**Exercise prompt:**
Identify the lines that contain the word "Main" and copy each one.

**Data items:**
....
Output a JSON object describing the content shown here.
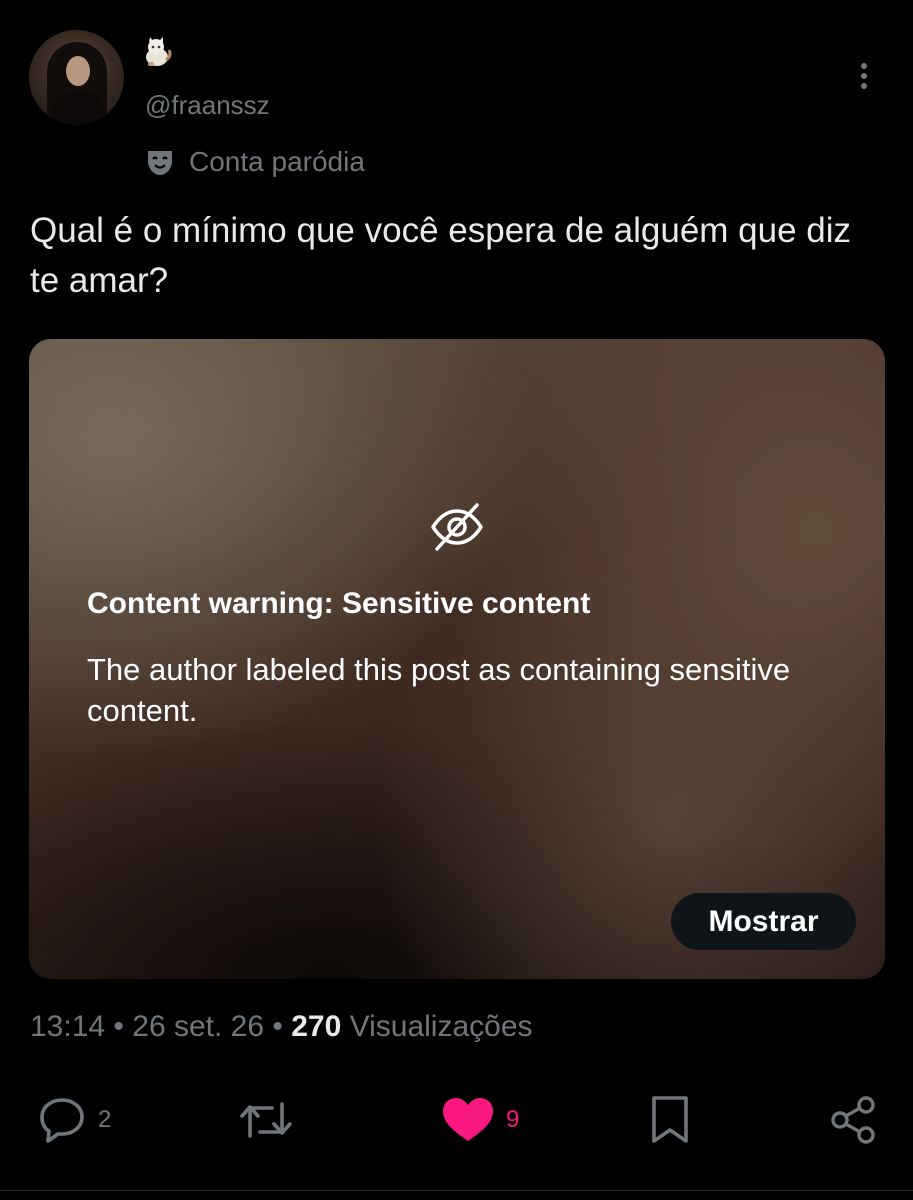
{
  "author": {
    "handle": "@fraanssz",
    "badge_icon": "cat-emoji-icon",
    "label": "Conta paródia",
    "label_icon": "theater-mask-icon"
  },
  "post": {
    "text": "Qual é o mínimo que você espera de alguém que diz te amar?"
  },
  "media_warning": {
    "icon": "eye-slash-icon",
    "title": "Content warning: Sensitive content",
    "body": "The author labeled this post as containing sensitive content.",
    "show_button": "Mostrar"
  },
  "meta": {
    "time": "13:14",
    "date": "26 set. 26",
    "views_count": "270",
    "views_label": "Visualizações"
  },
  "actions": {
    "replies": "2",
    "retweets": "",
    "likes": "9",
    "liked": true,
    "like_color": "#f91880"
  }
}
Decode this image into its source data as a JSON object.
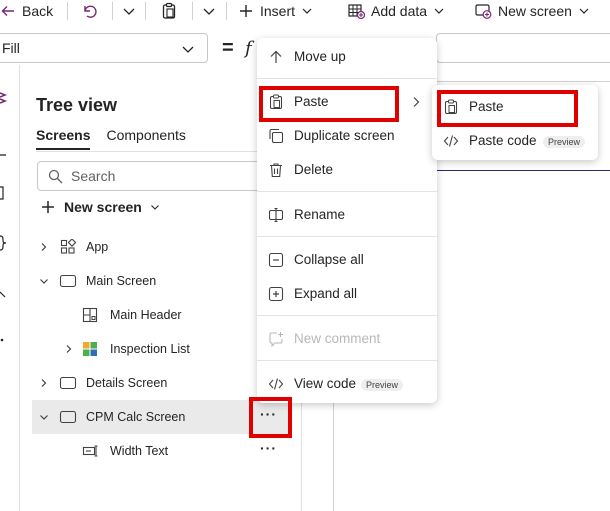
{
  "toolbar": {
    "back_label": "Back",
    "insert_label": "Insert",
    "add_data_label": "Add data",
    "new_screen_label": "New screen"
  },
  "formula_bar": {
    "property_value": "Fill",
    "equals": "=",
    "fx": "f"
  },
  "tree_view": {
    "title": "Tree view",
    "tabs": [
      "Screens",
      "Components"
    ],
    "search_placeholder": "Search",
    "new_screen_label": "New screen",
    "nodes": {
      "app": "App",
      "main_screen": "Main Screen",
      "main_header": "Main Header",
      "inspection_list": "Inspection List",
      "details_screen": "Details Screen",
      "cpm_calc_screen": "CPM Calc Screen",
      "width_text": "Width Text"
    },
    "more_glyph": "···"
  },
  "context_menu": {
    "move_up": "Move up",
    "paste": "Paste",
    "duplicate_screen": "Duplicate screen",
    "delete": "Delete",
    "rename": "Rename",
    "collapse_all": "Collapse all",
    "expand_all": "Expand all",
    "new_comment": "New comment",
    "view_code": "View code",
    "preview_badge": "Preview"
  },
  "paste_submenu": {
    "paste": "Paste",
    "paste_code": "Paste code",
    "preview_badge": "Preview"
  },
  "colors": {
    "highlight": "#e00000",
    "accent_purple": "#742774",
    "selected_row": "#eaeaea"
  }
}
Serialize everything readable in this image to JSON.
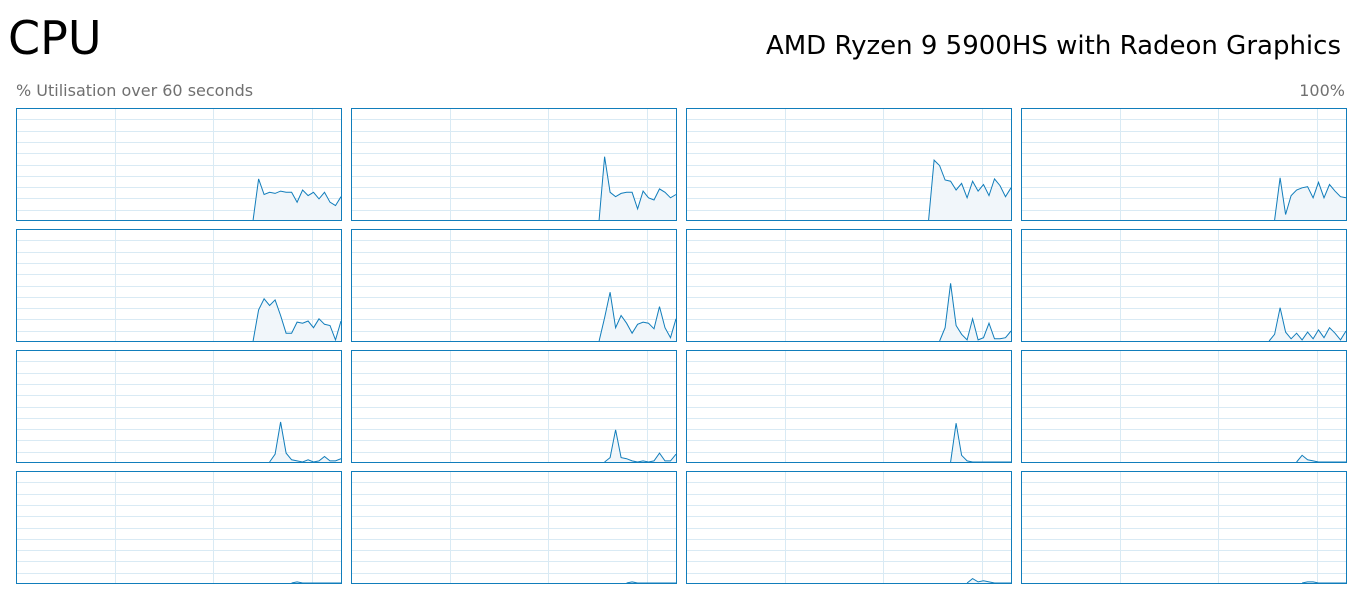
{
  "header": {
    "title": "CPU",
    "cpu_model": "AMD Ryzen 9 5900HS with Radeon Graphics",
    "utilisation_label": "% Utilisation over 60 seconds",
    "max_label": "100%"
  },
  "colors": {
    "graph_border": "#117dbb",
    "graph_line": "#117dbb",
    "graph_fill": "#f1f6fa",
    "grid_line": "#d9eaf4",
    "label_gray": "#707070"
  },
  "chart_data": {
    "type": "area",
    "x_range_seconds": [
      0,
      60
    ],
    "ylim": [
      0,
      100
    ],
    "grid": true,
    "series": [
      {
        "values": [
          0,
          0,
          0,
          0,
          0,
          0,
          0,
          0,
          0,
          0,
          0,
          0,
          0,
          0,
          0,
          0,
          0,
          0,
          0,
          0,
          0,
          0,
          0,
          0,
          0,
          0,
          0,
          0,
          0,
          0,
          0,
          0,
          0,
          0,
          0,
          0,
          0,
          0,
          0,
          0,
          0,
          0,
          0,
          37,
          23,
          25,
          24,
          26,
          25,
          25,
          16,
          27,
          22,
          25,
          19,
          25,
          16,
          13,
          21
        ]
      },
      {
        "values": [
          0,
          0,
          0,
          0,
          0,
          0,
          0,
          0,
          0,
          0,
          0,
          0,
          0,
          0,
          0,
          0,
          0,
          0,
          0,
          0,
          0,
          0,
          0,
          0,
          0,
          0,
          0,
          0,
          0,
          0,
          0,
          0,
          0,
          0,
          0,
          0,
          0,
          0,
          0,
          0,
          0,
          0,
          0,
          57,
          25,
          21,
          24,
          25,
          25,
          10,
          26,
          20,
          18,
          28,
          25,
          20,
          23
        ]
      },
      {
        "values": [
          0,
          0,
          0,
          0,
          0,
          0,
          0,
          0,
          0,
          0,
          0,
          0,
          0,
          0,
          0,
          0,
          0,
          0,
          0,
          0,
          0,
          0,
          0,
          0,
          0,
          0,
          0,
          0,
          0,
          0,
          0,
          0,
          0,
          0,
          0,
          0,
          0,
          0,
          0,
          0,
          0,
          0,
          0,
          54,
          49,
          36,
          35,
          27,
          33,
          20,
          35,
          26,
          32,
          22,
          37,
          31,
          21,
          29
        ]
      },
      {
        "values": [
          0,
          0,
          0,
          0,
          0,
          0,
          0,
          0,
          0,
          0,
          0,
          0,
          0,
          0,
          0,
          0,
          0,
          0,
          0,
          0,
          0,
          0,
          0,
          0,
          0,
          0,
          0,
          0,
          0,
          0,
          0,
          0,
          0,
          0,
          0,
          0,
          0,
          0,
          0,
          0,
          0,
          0,
          0,
          38,
          5,
          22,
          27,
          29,
          30,
          20,
          34,
          20,
          32,
          26,
          21,
          20
        ]
      },
      {
        "values": [
          0,
          0,
          0,
          0,
          0,
          0,
          0,
          0,
          0,
          0,
          0,
          0,
          0,
          0,
          0,
          0,
          0,
          0,
          0,
          0,
          0,
          0,
          0,
          0,
          0,
          0,
          0,
          0,
          0,
          0,
          0,
          0,
          0,
          0,
          0,
          0,
          0,
          0,
          0,
          0,
          0,
          0,
          0,
          28,
          38,
          32,
          37,
          23,
          7,
          7,
          17,
          16,
          18,
          12,
          20,
          15,
          14,
          1,
          18
        ]
      },
      {
        "values": [
          0,
          0,
          0,
          0,
          0,
          0,
          0,
          0,
          0,
          0,
          0,
          0,
          0,
          0,
          0,
          0,
          0,
          0,
          0,
          0,
          0,
          0,
          0,
          0,
          0,
          0,
          0,
          0,
          0,
          0,
          0,
          0,
          0,
          0,
          0,
          0,
          0,
          0,
          0,
          0,
          0,
          0,
          0,
          21,
          44,
          12,
          23,
          16,
          7,
          15,
          17,
          16,
          11,
          31,
          12,
          3,
          20
        ]
      },
      {
        "values": [
          0,
          0,
          0,
          0,
          0,
          0,
          0,
          0,
          0,
          0,
          0,
          0,
          0,
          0,
          0,
          0,
          0,
          0,
          0,
          0,
          0,
          0,
          0,
          0,
          0,
          0,
          0,
          0,
          0,
          0,
          0,
          0,
          0,
          0,
          0,
          0,
          0,
          0,
          0,
          0,
          0,
          0,
          0,
          12,
          52,
          14,
          6,
          1,
          20,
          1,
          3,
          16,
          2,
          2,
          3,
          9
        ]
      },
      {
        "values": [
          0,
          0,
          0,
          0,
          0,
          0,
          0,
          0,
          0,
          0,
          0,
          0,
          0,
          0,
          0,
          0,
          0,
          0,
          0,
          0,
          0,
          0,
          0,
          0,
          0,
          0,
          0,
          0,
          0,
          0,
          0,
          0,
          0,
          0,
          0,
          0,
          0,
          0,
          0,
          0,
          0,
          0,
          0,
          6,
          30,
          8,
          2,
          7,
          1,
          8,
          2,
          10,
          3,
          12,
          7,
          1,
          9
        ]
      },
      {
        "values": [
          0,
          0,
          0,
          0,
          0,
          0,
          0,
          0,
          0,
          0,
          0,
          0,
          0,
          0,
          0,
          0,
          0,
          0,
          0,
          0,
          0,
          0,
          0,
          0,
          0,
          0,
          0,
          0,
          0,
          0,
          0,
          0,
          0,
          0,
          0,
          0,
          0,
          0,
          0,
          0,
          0,
          0,
          0,
          7,
          36,
          8,
          2,
          1,
          0,
          2,
          0,
          1,
          5,
          1,
          1,
          3
        ]
      },
      {
        "values": [
          0,
          0,
          0,
          0,
          0,
          0,
          0,
          0,
          0,
          0,
          0,
          0,
          0,
          0,
          0,
          0,
          0,
          0,
          0,
          0,
          0,
          0,
          0,
          0,
          0,
          0,
          0,
          0,
          0,
          0,
          0,
          0,
          0,
          0,
          0,
          0,
          0,
          0,
          0,
          0,
          0,
          0,
          0,
          4,
          29,
          4,
          3,
          1,
          0,
          1,
          0,
          1,
          8,
          1,
          1,
          7
        ]
      },
      {
        "values": [
          0,
          0,
          0,
          0,
          0,
          0,
          0,
          0,
          0,
          0,
          0,
          0,
          0,
          0,
          0,
          0,
          0,
          0,
          0,
          0,
          0,
          0,
          0,
          0,
          0,
          0,
          0,
          0,
          0,
          0,
          0,
          0,
          0,
          0,
          0,
          0,
          0,
          0,
          0,
          0,
          0,
          0,
          0,
          0,
          0,
          35,
          6,
          1,
          0,
          0,
          0,
          0,
          0,
          0,
          0,
          0
        ]
      },
      {
        "values": [
          0,
          0,
          0,
          0,
          0,
          0,
          0,
          0,
          0,
          0,
          0,
          0,
          0,
          0,
          0,
          0,
          0,
          0,
          0,
          0,
          0,
          0,
          0,
          0,
          0,
          0,
          0,
          0,
          0,
          0,
          0,
          0,
          0,
          0,
          0,
          0,
          0,
          0,
          0,
          0,
          0,
          0,
          0,
          0,
          0,
          0,
          0,
          6,
          2,
          1,
          0,
          0,
          0,
          0,
          0,
          0
        ]
      },
      {
        "values": [
          0,
          0,
          0,
          0,
          0,
          0,
          0,
          0,
          0,
          0,
          0,
          0,
          0,
          0,
          0,
          0,
          0,
          0,
          0,
          0,
          0,
          0,
          0,
          0,
          0,
          0,
          0,
          0,
          0,
          0,
          0,
          0,
          0,
          0,
          0,
          0,
          0,
          0,
          0,
          0,
          0,
          0,
          0,
          0,
          0,
          0,
          0,
          1,
          0,
          0,
          0,
          0,
          0,
          0,
          0,
          0
        ]
      },
      {
        "values": [
          0,
          0,
          0,
          0,
          0,
          0,
          0,
          0,
          0,
          0,
          0,
          0,
          0,
          0,
          0,
          0,
          0,
          0,
          0,
          0,
          0,
          0,
          0,
          0,
          0,
          0,
          0,
          0,
          0,
          0,
          0,
          0,
          0,
          0,
          0,
          0,
          0,
          0,
          0,
          0,
          0,
          0,
          0,
          0,
          0,
          0,
          0,
          1,
          0,
          0,
          0,
          0,
          0,
          0,
          0,
          0
        ]
      },
      {
        "values": [
          0,
          0,
          0,
          0,
          0,
          0,
          0,
          0,
          0,
          0,
          0,
          0,
          0,
          0,
          0,
          0,
          0,
          0,
          0,
          0,
          0,
          0,
          0,
          0,
          0,
          0,
          0,
          0,
          0,
          0,
          0,
          0,
          0,
          0,
          0,
          0,
          0,
          0,
          0,
          0,
          0,
          0,
          0,
          0,
          0,
          0,
          0,
          0,
          4,
          1,
          2,
          1,
          0,
          0,
          0,
          0
        ]
      },
      {
        "values": [
          0,
          0,
          0,
          0,
          0,
          0,
          0,
          0,
          0,
          0,
          0,
          0,
          0,
          0,
          0,
          0,
          0,
          0,
          0,
          0,
          0,
          0,
          0,
          0,
          0,
          0,
          0,
          0,
          0,
          0,
          0,
          0,
          0,
          0,
          0,
          0,
          0,
          0,
          0,
          0,
          0,
          0,
          0,
          0,
          0,
          0,
          0,
          0,
          1,
          1,
          0,
          0,
          0,
          0,
          0,
          0
        ]
      }
    ]
  }
}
....
**Solution to this task:**
      "main_screen": "Main Screen",
      "main_header": "Main Header",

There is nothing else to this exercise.